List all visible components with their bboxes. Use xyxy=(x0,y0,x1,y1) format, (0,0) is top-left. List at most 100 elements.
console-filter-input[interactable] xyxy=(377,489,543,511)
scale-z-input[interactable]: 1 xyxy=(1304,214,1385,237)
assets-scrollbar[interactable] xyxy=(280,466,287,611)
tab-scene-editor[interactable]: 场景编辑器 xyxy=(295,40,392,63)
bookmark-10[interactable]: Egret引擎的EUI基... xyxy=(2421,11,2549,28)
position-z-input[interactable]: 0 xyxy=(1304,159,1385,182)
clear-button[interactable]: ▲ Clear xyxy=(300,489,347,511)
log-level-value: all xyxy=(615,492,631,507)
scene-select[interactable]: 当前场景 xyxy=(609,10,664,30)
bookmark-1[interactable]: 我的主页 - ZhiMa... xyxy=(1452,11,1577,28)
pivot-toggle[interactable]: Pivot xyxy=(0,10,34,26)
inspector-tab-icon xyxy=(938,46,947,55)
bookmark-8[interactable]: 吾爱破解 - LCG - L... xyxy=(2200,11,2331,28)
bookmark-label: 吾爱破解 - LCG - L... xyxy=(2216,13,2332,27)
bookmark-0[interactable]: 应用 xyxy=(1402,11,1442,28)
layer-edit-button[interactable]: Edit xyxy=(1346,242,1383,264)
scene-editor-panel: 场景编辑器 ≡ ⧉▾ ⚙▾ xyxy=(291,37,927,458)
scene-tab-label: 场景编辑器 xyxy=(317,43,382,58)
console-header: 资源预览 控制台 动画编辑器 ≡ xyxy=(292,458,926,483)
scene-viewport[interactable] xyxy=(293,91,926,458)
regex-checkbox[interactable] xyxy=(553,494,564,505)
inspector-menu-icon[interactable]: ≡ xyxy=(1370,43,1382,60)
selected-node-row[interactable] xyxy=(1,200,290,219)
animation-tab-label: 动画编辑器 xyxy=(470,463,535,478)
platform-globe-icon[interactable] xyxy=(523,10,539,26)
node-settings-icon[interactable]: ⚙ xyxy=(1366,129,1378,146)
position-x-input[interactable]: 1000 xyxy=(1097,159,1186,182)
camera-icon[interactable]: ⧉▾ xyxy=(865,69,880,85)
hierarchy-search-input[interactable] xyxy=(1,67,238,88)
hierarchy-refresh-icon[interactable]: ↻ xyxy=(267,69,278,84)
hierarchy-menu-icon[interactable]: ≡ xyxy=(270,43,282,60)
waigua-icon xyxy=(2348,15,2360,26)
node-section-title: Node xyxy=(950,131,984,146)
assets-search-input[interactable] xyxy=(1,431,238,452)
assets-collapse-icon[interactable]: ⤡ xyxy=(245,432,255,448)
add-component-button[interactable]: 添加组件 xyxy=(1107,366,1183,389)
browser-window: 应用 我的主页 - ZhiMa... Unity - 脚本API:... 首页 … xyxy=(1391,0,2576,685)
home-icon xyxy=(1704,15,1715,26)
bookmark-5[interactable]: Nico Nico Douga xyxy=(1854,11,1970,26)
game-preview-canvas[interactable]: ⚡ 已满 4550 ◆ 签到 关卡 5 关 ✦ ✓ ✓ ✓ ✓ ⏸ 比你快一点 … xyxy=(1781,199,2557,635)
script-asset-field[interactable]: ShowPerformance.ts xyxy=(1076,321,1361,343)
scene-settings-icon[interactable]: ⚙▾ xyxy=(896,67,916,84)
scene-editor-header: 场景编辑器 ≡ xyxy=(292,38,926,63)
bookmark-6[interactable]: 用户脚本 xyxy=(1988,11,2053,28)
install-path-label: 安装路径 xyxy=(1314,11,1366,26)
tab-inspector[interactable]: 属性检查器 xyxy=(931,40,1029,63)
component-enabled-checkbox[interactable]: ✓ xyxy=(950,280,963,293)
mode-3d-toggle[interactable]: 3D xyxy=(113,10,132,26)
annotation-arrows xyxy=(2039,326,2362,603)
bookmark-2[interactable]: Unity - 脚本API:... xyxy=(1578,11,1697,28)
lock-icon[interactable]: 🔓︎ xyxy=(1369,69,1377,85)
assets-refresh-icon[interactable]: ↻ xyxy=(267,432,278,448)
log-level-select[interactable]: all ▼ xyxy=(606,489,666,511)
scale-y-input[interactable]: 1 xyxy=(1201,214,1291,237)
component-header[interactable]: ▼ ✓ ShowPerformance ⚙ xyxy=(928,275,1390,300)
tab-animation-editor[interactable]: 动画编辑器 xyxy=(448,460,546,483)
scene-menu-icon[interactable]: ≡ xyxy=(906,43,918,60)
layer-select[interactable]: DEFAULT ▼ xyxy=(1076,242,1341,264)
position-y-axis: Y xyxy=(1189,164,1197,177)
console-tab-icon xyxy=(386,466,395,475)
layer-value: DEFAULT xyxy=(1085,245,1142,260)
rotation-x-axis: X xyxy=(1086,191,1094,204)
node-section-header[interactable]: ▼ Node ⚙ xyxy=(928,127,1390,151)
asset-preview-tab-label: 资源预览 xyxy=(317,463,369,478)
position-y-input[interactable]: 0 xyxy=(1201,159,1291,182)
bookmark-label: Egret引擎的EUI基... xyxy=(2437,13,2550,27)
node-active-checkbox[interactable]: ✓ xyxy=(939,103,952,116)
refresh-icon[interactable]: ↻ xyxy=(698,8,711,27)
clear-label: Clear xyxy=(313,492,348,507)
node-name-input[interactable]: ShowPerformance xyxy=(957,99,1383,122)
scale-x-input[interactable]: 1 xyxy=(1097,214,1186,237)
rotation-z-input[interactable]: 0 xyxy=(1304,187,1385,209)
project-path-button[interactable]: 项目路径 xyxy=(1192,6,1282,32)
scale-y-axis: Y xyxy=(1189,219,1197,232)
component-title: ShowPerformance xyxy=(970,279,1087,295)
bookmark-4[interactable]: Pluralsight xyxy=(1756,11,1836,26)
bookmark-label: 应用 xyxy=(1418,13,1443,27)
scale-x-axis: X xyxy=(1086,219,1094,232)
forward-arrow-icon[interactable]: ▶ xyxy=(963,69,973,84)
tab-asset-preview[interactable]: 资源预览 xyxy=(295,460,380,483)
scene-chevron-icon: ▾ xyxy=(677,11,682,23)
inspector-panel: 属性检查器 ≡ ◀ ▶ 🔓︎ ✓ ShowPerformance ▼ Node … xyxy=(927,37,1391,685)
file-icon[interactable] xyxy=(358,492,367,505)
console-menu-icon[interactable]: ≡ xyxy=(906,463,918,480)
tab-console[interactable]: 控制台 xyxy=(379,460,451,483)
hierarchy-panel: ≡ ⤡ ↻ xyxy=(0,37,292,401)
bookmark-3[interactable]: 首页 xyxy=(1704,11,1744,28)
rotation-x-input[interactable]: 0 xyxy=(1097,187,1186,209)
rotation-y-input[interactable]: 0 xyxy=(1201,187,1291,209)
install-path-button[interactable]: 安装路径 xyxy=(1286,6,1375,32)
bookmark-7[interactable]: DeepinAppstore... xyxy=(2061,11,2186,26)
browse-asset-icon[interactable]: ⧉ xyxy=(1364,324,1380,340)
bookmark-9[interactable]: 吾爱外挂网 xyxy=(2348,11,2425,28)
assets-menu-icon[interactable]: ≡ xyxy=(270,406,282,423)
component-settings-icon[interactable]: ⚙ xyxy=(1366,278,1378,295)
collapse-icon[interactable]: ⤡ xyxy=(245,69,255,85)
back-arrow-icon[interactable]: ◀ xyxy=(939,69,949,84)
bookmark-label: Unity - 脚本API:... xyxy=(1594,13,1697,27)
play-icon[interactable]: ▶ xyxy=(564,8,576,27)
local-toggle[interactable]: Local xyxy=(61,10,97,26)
________
CONSIGNES À SUIVRE: Repérez dans les enregistrements ci-dessus chaque ligne contenant la chaîne « label », en tenant compte de la casse, puis recopiez chacune de ces lignes.

EXERCICE TERMINÉ:
bookmark-label: 吾爱破解 - LCG - L... xyxy=(2216,13,2332,27)
scene-tab-label: 场景编辑器 xyxy=(317,43,382,58)
animation-tab-label: 动画编辑器 xyxy=(470,463,535,478)
install-path-label: 安装路径 xyxy=(1314,11,1366,26)
asset-preview-tab-label: 资源预览 xyxy=(317,463,369,478)
bookmark-label: Egret引擎的EUI基... xyxy=(2437,13,2550,27)
clear-label: Clear xyxy=(313,492,348,507)
bookmark-label: 应用 xyxy=(1418,13,1443,27)
bookmark-label: Unity - 脚本API:... xyxy=(1594,13,1697,27)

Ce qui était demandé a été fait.